_EXERCISE DESCRIPTION_. Extract the records below word for word and ignore the images.

+--

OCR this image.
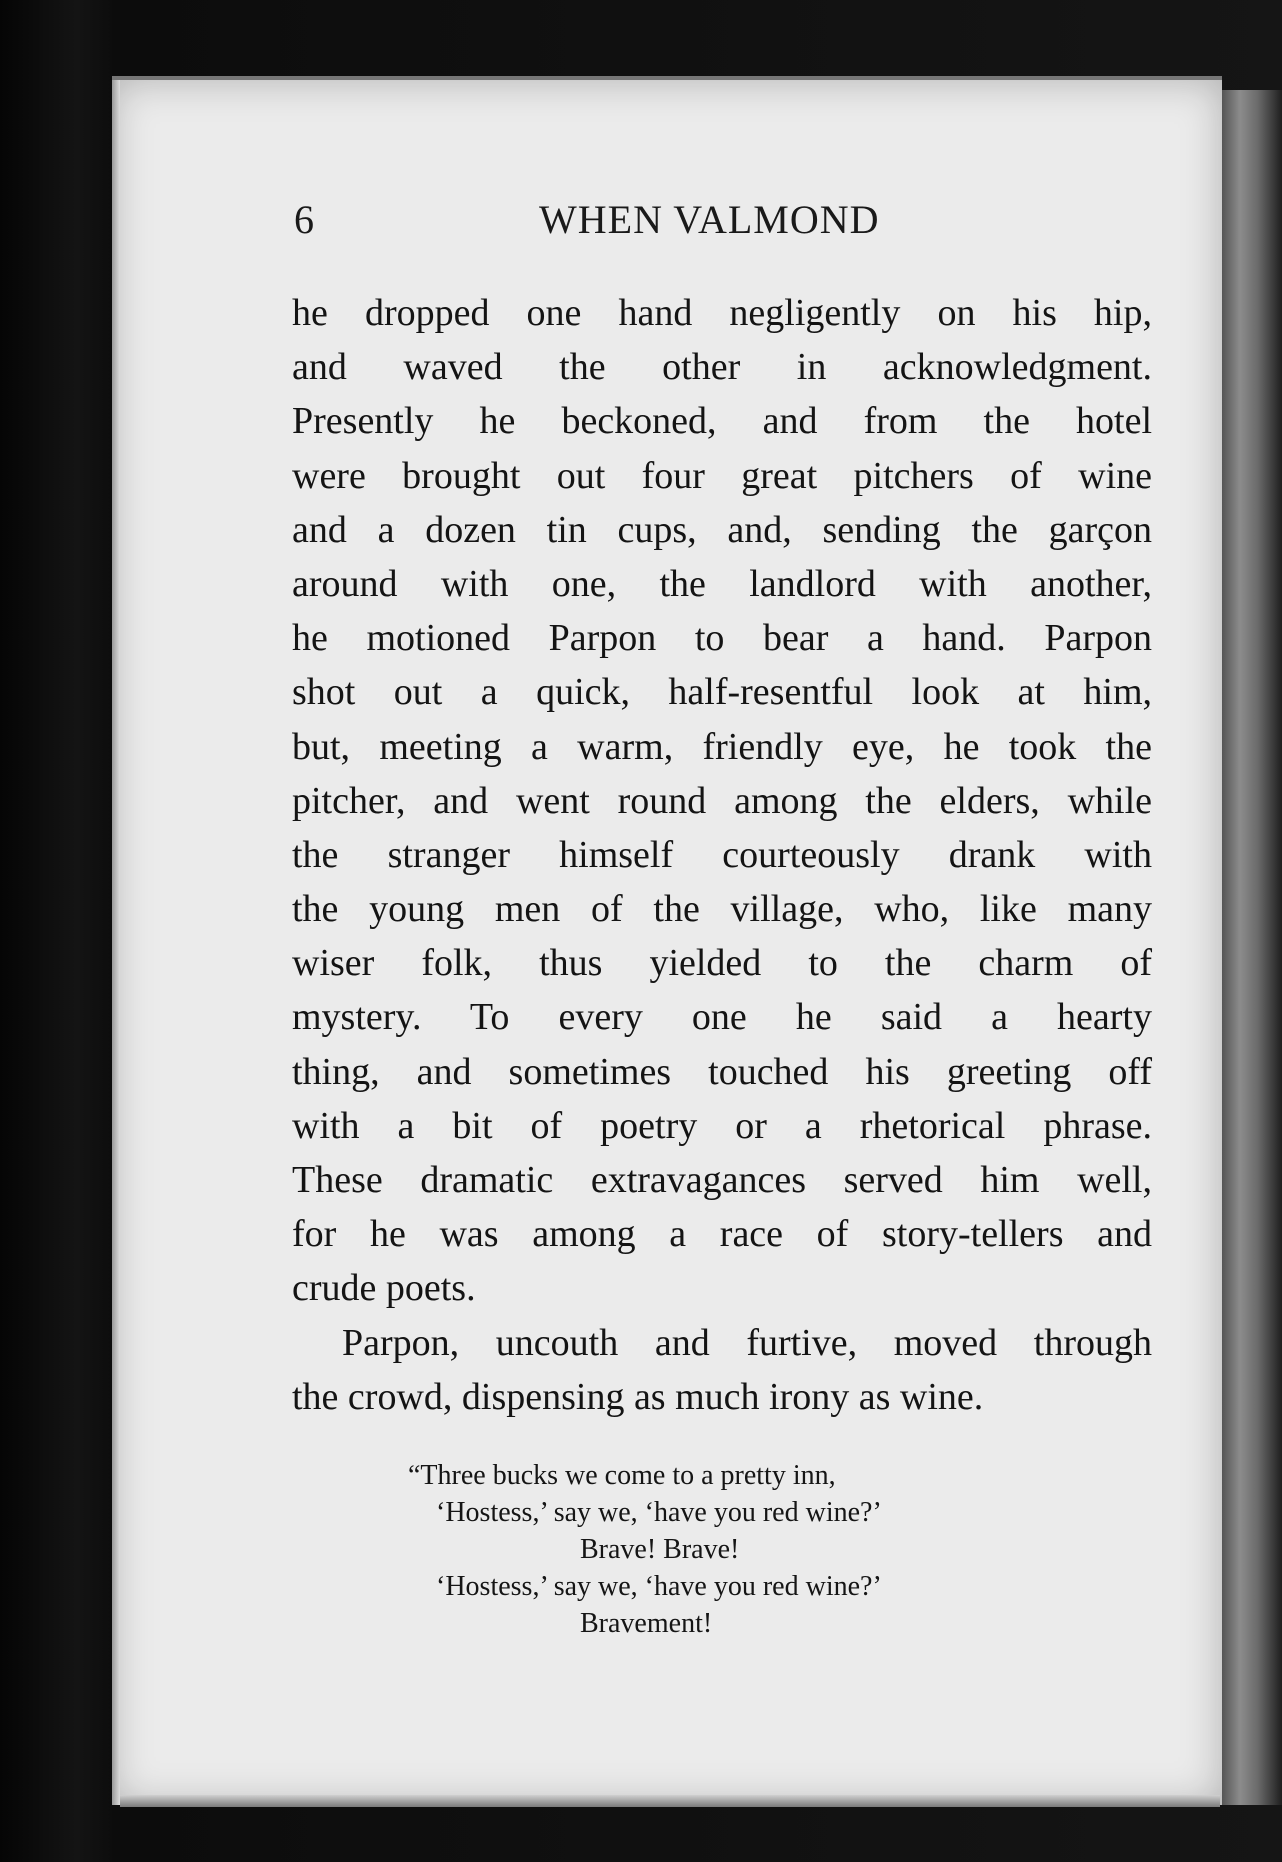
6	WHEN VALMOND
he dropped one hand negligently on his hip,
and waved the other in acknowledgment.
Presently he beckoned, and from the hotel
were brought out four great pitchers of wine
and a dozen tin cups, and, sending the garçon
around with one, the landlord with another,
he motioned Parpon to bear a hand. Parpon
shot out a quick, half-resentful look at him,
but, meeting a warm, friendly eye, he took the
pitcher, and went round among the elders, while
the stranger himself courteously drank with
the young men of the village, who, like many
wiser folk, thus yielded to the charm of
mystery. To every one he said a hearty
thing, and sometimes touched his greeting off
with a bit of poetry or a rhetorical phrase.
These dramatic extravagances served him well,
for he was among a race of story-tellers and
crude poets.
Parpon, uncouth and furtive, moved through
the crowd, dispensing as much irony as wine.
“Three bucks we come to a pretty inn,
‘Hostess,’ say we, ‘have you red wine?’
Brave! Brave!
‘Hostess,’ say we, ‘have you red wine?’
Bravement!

+--

_FINISHED EXERCISE_.
OCR this image.
6	WHEN VALMOND
he dropped one hand negligently on his hip,
and waved the other in acknowledgment.
Presently he beckoned, and from the hotel
were brought out four great pitchers of wine
and a dozen tin cups, and, sending the garçon
around with one, the landlord with another,
he motioned Parpon to bear a hand. Parpon
shot out a quick, half-resentful look at him,
but, meeting a warm, friendly eye, he took the
pitcher, and went round among the elders, while
the stranger himself courteously drank with
the young men of the village, who, like many
wiser folk, thus yielded to the charm of
mystery. To every one he said a hearty
thing, and sometimes touched his greeting off
with a bit of poetry or a rhetorical phrase.
These dramatic extravagances served him well,
for he was among a race of story-tellers and
crude poets.
Parpon, uncouth and furtive, moved through
the crowd, dispensing as much irony as wine.
“Three bucks we come to a pretty inn,
‘Hostess,’ say we, ‘have you red wine?’
Brave! Brave!
‘Hostess,’ say we, ‘have you red wine?’
Bravement!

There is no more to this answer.